* [WHAT IS ASKED]
Leave out any picture and return the remaining listing below exactly as given.

----- DATA FOR THE TASK

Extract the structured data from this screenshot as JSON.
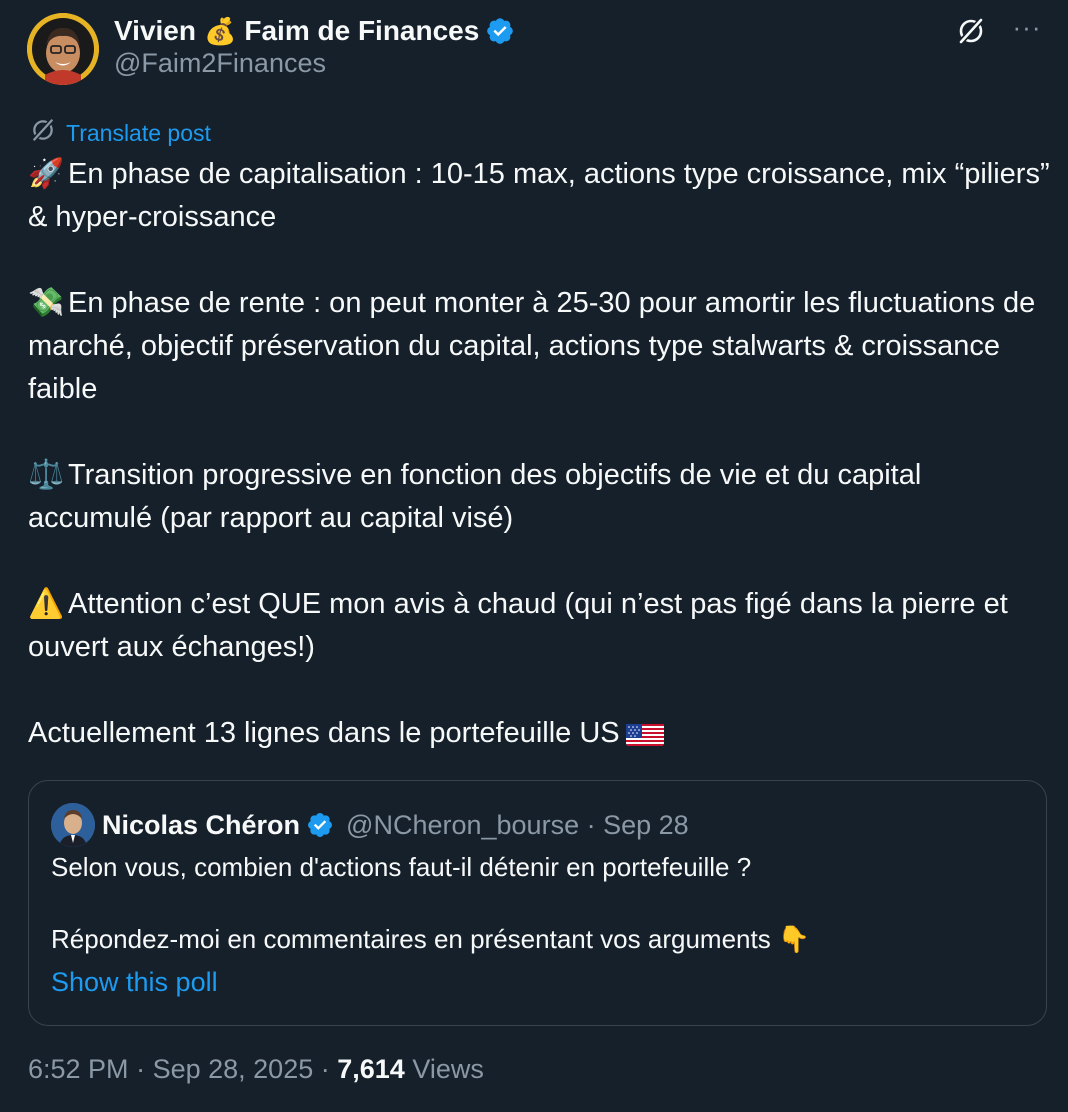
{
  "author": {
    "display_name_part1": "Vivien",
    "display_name_emoji": "💰",
    "display_name_part2": "Faim de Finances",
    "handle": "@Faim2Finances",
    "verified": true
  },
  "translate_label": "Translate post",
  "body": {
    "paragraphs": [
      {
        "emoji": "🚀",
        "text": "En phase de capitalisation : 10-15 max, actions type croissance, mix “piliers” & hyper-croissance"
      },
      {
        "emoji": "💸",
        "text": "En phase de rente : on peut monter à 25-30 pour amortir les fluctuations de marché, objectif préservation du capital, actions type stalwarts & croissance faible"
      },
      {
        "emoji": "⚖️",
        "text": "Transition progressive en fonction des objectifs de vie et du capital accumulé (par rapport au capital visé)"
      },
      {
        "emoji": "⚠️",
        "text": "Attention c’est QUE mon avis à chaud (qui n’est pas figé dans la pierre et ouvert aux échanges!)"
      },
      {
        "emoji": "",
        "text": "Actuellement 13 lignes dans le portefeuille US"
      }
    ],
    "flag_icon": "us-flag-icon"
  },
  "quote": {
    "name": "Nicolas Chéron",
    "verified": true,
    "meta": "@NCheron_bourse · Sep 28",
    "lines": [
      "Selon vous, combien d'actions faut-il détenir en portefeuille ?",
      "Répondez-moi en commentaires en présentant vos arguments 👇"
    ],
    "show_poll_label": "Show this poll"
  },
  "footer": {
    "time": "6:52 PM",
    "date": "Sep 28, 2025",
    "views_count": "7,614",
    "views_label": "Views"
  },
  "colors": {
    "background": "#15202b",
    "accent": "#1d9bf0",
    "secondary_text": "#8b98a5",
    "primary_text": "#f7f9f9",
    "border": "#38444d"
  }
}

----------

* [EXPECTED ANSWER]
Extract the structured data from this screenshot as JSON.
{
  "author": {
    "display_name_part1": "Vivien",
    "display_name_emoji": "💰",
    "display_name_part2": "Faim de Finances",
    "handle": "@Faim2Finances",
    "verified": true
  },
  "translate_label": "Translate post",
  "body": {
    "paragraphs": [
      {
        "emoji": "🚀",
        "text": "En phase de capitalisation : 10-15 max, actions type croissance, mix “piliers” & hyper-croissance"
      },
      {
        "emoji": "💸",
        "text": "En phase de rente : on peut monter à 25-30 pour amortir les fluctuations de marché, objectif préservation du capital, actions type stalwarts & croissance faible"
      },
      {
        "emoji": "⚖️",
        "text": "Transition progressive en fonction des objectifs de vie et du capital accumulé (par rapport au capital visé)"
      },
      {
        "emoji": "⚠️",
        "text": "Attention c’est QUE mon avis à chaud (qui n’est pas figé dans la pierre et ouvert aux échanges!)"
      },
      {
        "emoji": "",
        "text": "Actuellement 13 lignes dans le portefeuille US"
      }
    ],
    "flag_icon": "us-flag-icon"
  },
  "quote": {
    "name": "Nicolas Chéron",
    "verified": true,
    "meta": "@NCheron_bourse · Sep 28",
    "lines": [
      "Selon vous, combien d'actions faut-il détenir en portefeuille ?",
      "Répondez-moi en commentaires en présentant vos arguments 👇"
    ],
    "show_poll_label": "Show this poll"
  },
  "footer": {
    "time": "6:52 PM",
    "date": "Sep 28, 2025",
    "views_count": "7,614",
    "views_label": "Views"
  },
  "colors": {
    "background": "#15202b",
    "accent": "#1d9bf0",
    "secondary_text": "#8b98a5",
    "primary_text": "#f7f9f9",
    "border": "#38444d"
  }
}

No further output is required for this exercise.